Stated task: Copy all of the material below exactly.

Data provided:

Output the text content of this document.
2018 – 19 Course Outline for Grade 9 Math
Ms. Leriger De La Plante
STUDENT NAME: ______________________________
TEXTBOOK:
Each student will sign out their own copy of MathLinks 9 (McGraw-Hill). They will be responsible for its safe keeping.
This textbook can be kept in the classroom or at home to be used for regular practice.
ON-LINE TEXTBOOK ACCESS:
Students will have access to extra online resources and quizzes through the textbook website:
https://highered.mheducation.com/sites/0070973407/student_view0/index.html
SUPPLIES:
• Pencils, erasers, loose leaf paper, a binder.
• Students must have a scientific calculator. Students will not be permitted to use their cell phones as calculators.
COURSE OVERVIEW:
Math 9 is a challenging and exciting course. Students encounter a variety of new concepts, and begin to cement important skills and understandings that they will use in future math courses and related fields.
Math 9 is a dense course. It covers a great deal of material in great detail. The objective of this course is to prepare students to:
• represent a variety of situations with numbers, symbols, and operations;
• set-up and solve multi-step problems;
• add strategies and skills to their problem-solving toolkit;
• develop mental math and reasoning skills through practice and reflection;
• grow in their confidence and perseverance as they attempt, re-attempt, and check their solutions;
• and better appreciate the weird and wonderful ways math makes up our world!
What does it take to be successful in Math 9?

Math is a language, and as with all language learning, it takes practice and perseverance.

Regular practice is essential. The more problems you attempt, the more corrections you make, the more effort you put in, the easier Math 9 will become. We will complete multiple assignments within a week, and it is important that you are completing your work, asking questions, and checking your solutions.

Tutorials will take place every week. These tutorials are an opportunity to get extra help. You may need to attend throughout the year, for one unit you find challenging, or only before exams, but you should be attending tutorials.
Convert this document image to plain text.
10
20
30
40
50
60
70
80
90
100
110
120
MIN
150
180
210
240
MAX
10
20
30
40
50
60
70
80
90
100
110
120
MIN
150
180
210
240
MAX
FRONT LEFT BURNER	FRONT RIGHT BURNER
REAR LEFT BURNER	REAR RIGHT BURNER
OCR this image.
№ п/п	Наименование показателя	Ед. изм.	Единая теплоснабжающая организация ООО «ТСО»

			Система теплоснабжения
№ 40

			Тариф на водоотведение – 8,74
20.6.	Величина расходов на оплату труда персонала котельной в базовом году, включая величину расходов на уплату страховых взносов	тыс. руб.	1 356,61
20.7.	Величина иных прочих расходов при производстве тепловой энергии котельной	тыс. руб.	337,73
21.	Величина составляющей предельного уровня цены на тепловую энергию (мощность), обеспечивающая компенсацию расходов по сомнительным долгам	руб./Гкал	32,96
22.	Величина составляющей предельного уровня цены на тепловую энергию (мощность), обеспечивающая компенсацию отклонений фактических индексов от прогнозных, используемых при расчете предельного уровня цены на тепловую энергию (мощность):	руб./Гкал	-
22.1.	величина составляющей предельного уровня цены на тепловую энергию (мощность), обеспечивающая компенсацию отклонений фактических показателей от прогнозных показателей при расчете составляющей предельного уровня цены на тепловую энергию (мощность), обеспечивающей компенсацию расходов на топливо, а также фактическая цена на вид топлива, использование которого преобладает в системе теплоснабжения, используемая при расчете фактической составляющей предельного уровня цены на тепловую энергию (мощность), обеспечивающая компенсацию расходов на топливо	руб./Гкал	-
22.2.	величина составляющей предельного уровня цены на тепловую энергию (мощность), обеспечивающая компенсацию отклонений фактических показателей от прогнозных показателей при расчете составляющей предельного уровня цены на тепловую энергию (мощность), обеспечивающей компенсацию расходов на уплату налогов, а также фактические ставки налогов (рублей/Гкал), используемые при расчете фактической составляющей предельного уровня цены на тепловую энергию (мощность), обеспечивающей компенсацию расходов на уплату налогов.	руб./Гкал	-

The answer:
Output the text content of this document.
2018 – 19 Course Outline for Grade 9 Math
Ms. Leriger De La Plante
STUDENT NAME: ______________________________
TEXTBOOK:
Each student will sign out their own copy of MathLinks 9 (McGraw-Hill). They will be responsible for its safe keeping.
This textbook can be kept in the classroom or at home to be used for regular practice.
ON-LINE TEXTBOOK ACCESS:
Students will have access to extra online resources and quizzes through the textbook website:
https://highered.mheducation.com/sites/0070973407/student_view0/index.html
SUPPLIES:
• Pencils, erasers, loose leaf paper, a binder.
• Students must have a scientific calculator. Students will not be permitted to use their cell phones as calculators.
COURSE OVERVIEW:
Math 9 is a challenging and exciting course. Students encounter a variety of new concepts, and begin to cement important skills and understandings that they will use in future math courses and related fields.
Math 9 is a dense course. It covers a great deal of material in great detail. The objective of this course is to prepare students to:
• represent a variety of situations with numbers, symbols, and operations;
• set-up and solve multi-step problems;
• add strategies and skills to their problem-solving toolkit;
• develop mental math and reasoning skills through practice and reflection;
• grow in their confidence and perseverance as they attempt, re-attempt, and check their solutions;
• and better appreciate the weird and wonderful ways math makes up our world!
What does it take to be successful in Math 9?

Math is a language, and as with all language learning, it takes practice and perseverance.

Regular practice is essential. The more problems you attempt, the more corrections you make, the more effort you put in, the easier Math 9 will become. We will complete multiple assignments within a week, and it is important that you are completing your work, asking questions, and checking your solutions.

Tutorials will take place every week. These tutorials are an opportunity to get extra help. You may need to attend throughout the year, for one unit you find challenging, or only before exams, but you should be attending tutorials.
Convert this document image to plain text.
10
20
30
40
50
60
70
80
90
100
110
120
MIN
150
180
210
240
MAX
10
20
30
40
50
60
70
80
90
100
110
120
MIN
150
180
210
240
MAX
FRONT LEFT BURNER	FRONT RIGHT BURNER
REAR LEFT BURNER	REAR RIGHT BURNER
OCR this image.
№ п/п	Наименование показателя	Ед. изм.	Единая теплоснабжающая организация ООО «ТСО»

			Система теплоснабжения
№ 40

			Тариф на водоотведение – 8,74
20.6.	Величина расходов на оплату труда персонала котельной в базовом году, включая величину расходов на уплату страховых взносов	тыс. руб.	1 356,61
20.7.	Величина иных прочих расходов при производстве тепловой энергии котельной	тыс. руб.	337,73
21.	Величина составляющей предельного уровня цены на тепловую энергию (мощность), обеспечивающая компенсацию расходов по сомнительным долгам	руб./Гкал	32,96
22.	Величина составляющей предельного уровня цены на тепловую энергию (мощность), обеспечивающая компенсацию отклонений фактических индексов от прогнозных, используемых при расчете предельного уровня цены на тепловую энергию (мощность):	руб./Гкал	-
22.1.	величина составляющей предельного уровня цены на тепловую энергию (мощность), обеспечивающая компенсацию отклонений фактических показателей от прогнозных показателей при расчете составляющей предельного уровня цены на тепловую энергию (мощность), обеспечивающей компенсацию расходов на топливо, а также фактическая цена на вид топлива, использование которого преобладает в системе теплоснабжения, используемая при расчете фактической составляющей предельного уровня цены на тепловую энергию (мощность), обеспечивающая компенсацию расходов на топливо	руб./Гкал	-
22.2.	величина составляющей предельного уровня цены на тепловую энергию (мощность), обеспечивающая компенсацию отклонений фактических показателей от прогнозных показателей при расчете составляющей предельного уровня цены на тепловую энергию (мощность), обеспечивающей компенсацию расходов на уплату налогов, а также фактические ставки налогов (рублей/Гкал), используемые при расчете фактической составляющей предельного уровня цены на тепловую энергию (мощность), обеспечивающей компенсацию расходов на уплату налогов.	руб./Гкал	-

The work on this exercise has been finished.